■ WORK REQUIRED: Write out everything from the start of the records down to and including the line that contains "field-registration-date: Дата державної", keeping every line unchanged.

■ DATA TO PROCESS:
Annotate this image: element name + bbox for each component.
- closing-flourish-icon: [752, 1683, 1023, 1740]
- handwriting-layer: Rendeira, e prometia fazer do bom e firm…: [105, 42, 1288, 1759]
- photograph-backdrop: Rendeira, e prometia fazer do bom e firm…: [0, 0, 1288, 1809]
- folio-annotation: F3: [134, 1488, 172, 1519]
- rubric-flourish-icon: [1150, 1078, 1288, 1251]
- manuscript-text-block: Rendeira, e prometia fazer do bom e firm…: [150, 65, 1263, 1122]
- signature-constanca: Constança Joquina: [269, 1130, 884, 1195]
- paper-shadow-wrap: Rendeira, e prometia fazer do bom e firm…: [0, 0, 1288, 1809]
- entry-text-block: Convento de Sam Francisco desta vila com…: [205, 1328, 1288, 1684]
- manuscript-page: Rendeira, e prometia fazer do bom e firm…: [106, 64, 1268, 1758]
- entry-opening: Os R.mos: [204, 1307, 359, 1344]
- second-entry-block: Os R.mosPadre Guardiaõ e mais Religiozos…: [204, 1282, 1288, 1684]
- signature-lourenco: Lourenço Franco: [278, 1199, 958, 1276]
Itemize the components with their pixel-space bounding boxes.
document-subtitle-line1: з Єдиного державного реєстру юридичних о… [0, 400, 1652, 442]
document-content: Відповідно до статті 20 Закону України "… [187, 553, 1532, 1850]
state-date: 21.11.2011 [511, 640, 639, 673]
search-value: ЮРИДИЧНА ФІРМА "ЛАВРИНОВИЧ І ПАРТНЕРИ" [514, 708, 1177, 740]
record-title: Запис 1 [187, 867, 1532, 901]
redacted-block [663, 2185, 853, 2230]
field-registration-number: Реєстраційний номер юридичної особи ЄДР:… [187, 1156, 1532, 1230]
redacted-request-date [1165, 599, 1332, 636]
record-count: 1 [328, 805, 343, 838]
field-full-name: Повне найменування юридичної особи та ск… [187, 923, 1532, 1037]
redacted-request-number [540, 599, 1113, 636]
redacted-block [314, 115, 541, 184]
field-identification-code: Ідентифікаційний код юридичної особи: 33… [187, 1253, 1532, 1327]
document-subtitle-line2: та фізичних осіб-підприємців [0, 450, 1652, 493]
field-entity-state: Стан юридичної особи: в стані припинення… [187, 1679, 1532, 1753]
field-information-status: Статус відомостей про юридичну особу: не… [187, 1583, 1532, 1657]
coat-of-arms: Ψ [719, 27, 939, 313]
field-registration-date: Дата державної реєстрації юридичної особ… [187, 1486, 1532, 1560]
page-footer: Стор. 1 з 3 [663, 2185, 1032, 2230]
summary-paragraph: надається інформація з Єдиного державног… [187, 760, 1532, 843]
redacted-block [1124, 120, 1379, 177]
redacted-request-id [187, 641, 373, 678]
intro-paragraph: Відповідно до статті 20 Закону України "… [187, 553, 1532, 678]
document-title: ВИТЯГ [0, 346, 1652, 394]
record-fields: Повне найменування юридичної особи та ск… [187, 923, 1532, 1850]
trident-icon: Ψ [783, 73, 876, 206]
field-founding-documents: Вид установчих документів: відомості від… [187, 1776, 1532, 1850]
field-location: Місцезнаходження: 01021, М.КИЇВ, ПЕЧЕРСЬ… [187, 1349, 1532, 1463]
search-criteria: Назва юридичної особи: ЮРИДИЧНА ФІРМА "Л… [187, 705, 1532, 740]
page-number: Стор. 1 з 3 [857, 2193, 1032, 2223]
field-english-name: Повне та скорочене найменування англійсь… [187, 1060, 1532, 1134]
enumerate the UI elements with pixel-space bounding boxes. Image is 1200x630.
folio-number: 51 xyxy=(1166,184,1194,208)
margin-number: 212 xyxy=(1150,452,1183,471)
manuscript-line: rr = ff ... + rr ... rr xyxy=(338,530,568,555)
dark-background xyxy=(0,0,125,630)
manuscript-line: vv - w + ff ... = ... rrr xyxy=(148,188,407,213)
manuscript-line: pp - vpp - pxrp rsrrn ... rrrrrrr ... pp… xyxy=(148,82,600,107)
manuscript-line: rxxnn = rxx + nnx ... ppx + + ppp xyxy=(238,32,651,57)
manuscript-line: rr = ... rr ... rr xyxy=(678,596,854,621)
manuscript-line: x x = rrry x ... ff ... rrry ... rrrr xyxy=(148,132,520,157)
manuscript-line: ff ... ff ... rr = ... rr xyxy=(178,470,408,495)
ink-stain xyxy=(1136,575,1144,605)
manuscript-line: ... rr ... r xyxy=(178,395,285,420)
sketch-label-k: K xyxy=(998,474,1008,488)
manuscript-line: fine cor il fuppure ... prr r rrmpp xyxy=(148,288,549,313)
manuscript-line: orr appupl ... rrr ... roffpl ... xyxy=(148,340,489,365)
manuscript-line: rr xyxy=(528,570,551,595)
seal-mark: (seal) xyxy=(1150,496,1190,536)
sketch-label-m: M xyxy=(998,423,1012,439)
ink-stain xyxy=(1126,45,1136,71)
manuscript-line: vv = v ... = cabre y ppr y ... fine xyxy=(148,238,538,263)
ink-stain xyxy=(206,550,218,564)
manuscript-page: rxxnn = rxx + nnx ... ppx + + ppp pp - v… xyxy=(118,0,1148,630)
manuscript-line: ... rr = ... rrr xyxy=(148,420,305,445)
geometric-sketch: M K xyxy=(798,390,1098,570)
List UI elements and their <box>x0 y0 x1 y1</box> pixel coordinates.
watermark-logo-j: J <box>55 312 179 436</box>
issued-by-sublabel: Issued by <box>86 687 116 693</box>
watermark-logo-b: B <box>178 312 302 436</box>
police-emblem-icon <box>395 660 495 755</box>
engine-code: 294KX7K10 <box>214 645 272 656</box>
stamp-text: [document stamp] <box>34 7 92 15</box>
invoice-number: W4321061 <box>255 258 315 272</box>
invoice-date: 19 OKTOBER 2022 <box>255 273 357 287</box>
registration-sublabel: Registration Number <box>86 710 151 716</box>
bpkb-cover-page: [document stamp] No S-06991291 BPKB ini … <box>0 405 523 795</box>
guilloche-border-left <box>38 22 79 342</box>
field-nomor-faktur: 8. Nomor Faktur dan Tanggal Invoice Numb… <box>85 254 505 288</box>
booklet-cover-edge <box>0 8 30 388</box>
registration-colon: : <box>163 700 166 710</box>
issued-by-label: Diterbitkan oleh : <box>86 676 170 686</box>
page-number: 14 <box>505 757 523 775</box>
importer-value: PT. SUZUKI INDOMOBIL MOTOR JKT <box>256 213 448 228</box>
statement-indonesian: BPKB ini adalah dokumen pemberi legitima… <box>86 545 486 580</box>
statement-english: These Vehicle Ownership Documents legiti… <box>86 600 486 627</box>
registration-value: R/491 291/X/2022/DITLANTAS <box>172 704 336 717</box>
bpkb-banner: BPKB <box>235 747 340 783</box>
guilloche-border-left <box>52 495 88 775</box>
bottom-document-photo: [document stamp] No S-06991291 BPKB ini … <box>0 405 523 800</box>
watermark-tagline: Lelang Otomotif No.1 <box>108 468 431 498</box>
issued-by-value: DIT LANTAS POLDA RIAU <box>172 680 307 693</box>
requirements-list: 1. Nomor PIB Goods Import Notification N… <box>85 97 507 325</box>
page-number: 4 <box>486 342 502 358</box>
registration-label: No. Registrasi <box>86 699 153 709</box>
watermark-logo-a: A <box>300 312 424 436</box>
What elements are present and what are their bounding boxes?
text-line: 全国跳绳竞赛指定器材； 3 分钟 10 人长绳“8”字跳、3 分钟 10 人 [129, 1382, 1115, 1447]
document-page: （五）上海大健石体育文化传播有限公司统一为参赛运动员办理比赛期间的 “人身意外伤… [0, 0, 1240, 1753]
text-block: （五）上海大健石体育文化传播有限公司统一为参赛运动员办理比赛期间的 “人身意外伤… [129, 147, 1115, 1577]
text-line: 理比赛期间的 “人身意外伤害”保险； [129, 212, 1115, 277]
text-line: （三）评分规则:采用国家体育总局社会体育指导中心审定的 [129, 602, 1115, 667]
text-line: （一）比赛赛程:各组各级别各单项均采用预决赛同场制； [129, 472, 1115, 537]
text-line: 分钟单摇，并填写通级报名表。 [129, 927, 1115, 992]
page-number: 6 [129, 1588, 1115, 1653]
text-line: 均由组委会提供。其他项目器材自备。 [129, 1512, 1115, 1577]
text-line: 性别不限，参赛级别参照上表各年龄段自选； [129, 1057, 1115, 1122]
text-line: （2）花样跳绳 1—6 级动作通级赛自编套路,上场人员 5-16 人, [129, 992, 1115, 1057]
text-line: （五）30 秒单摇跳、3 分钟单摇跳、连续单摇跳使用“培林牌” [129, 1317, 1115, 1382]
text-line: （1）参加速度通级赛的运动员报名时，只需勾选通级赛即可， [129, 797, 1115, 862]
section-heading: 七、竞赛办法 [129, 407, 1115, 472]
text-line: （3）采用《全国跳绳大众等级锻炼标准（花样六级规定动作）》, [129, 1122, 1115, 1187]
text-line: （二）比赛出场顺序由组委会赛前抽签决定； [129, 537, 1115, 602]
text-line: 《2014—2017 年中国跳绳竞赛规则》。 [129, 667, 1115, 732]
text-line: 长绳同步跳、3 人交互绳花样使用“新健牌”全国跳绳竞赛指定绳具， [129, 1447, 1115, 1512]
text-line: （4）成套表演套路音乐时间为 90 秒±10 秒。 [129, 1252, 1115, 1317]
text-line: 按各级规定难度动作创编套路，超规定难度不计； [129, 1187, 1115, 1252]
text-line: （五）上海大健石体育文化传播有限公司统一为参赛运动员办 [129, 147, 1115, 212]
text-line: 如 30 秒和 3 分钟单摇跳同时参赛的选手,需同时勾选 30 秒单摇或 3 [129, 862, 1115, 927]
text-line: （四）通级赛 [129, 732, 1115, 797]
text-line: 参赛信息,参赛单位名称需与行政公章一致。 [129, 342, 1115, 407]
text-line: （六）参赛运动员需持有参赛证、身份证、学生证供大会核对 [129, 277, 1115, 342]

■ EXERCISE RESPONSE:
Annotate this image: element name + bbox for each component.
- closing-flourish-icon: [752, 1683, 1023, 1740]
- handwriting-layer: Rendeira, e prometia fazer do bom e firm…: [105, 42, 1288, 1759]
- photograph-backdrop: Rendeira, e prometia fazer do bom e firm…: [0, 0, 1288, 1809]
- folio-annotation: F3: [134, 1488, 172, 1519]
- rubric-flourish-icon: [1150, 1078, 1288, 1251]
- manuscript-text-block: Rendeira, e prometia fazer do bom e firm…: [150, 65, 1263, 1122]
- signature-constanca: Constança Joquina: [269, 1130, 884, 1195]
- paper-shadow-wrap: Rendeira, e prometia fazer do bom e firm…: [0, 0, 1288, 1809]
- entry-text-block: Convento de Sam Francisco desta vila com…: [205, 1328, 1288, 1684]
- manuscript-page: Rendeira, e prometia fazer do bom e firm…: [106, 64, 1268, 1758]
- entry-opening: Os R.mos: [204, 1307, 359, 1344]
- second-entry-block: Os R.mosPadre Guardiaõ e mais Religiozos…: [204, 1282, 1288, 1684]
- signature-lourenco: Lourenço Franco: [278, 1199, 958, 1276]
Itemize the components with their pixel-space bounding boxes.
document-subtitle-line1: з Єдиного державного реєстру юридичних о… [0, 400, 1652, 442]
document-content: Відповідно до статті 20 Закону України "… [187, 553, 1532, 1850]
state-date: 21.11.2011 [511, 640, 639, 673]
search-value: ЮРИДИЧНА ФІРМА "ЛАВРИНОВИЧ І ПАРТНЕРИ" [514, 708, 1177, 740]
record-title: Запис 1 [187, 867, 1532, 901]
redacted-block [663, 2185, 853, 2230]
field-registration-number: Реєстраційний номер юридичної особи ЄДР:… [187, 1156, 1532, 1230]
redacted-request-date [1165, 599, 1332, 636]
record-count: 1 [328, 805, 343, 838]
field-full-name: Повне найменування юридичної особи та ск… [187, 923, 1532, 1037]
redacted-request-number [540, 599, 1113, 636]
redacted-block [314, 115, 541, 184]
field-identification-code: Ідентифікаційний код юридичної особи: 33… [187, 1253, 1532, 1327]
document-subtitle-line2: та фізичних осіб-підприємців [0, 450, 1652, 493]
field-entity-state: Стан юридичної особи: в стані припинення… [187, 1679, 1532, 1753]
field-information-status: Статус відомостей про юридичну особу: не… [187, 1583, 1532, 1657]
coat-of-arms: Ψ [719, 27, 939, 313]
field-registration-date: Дата державної реєстрації юридичної особ… [187, 1486, 1532, 1560]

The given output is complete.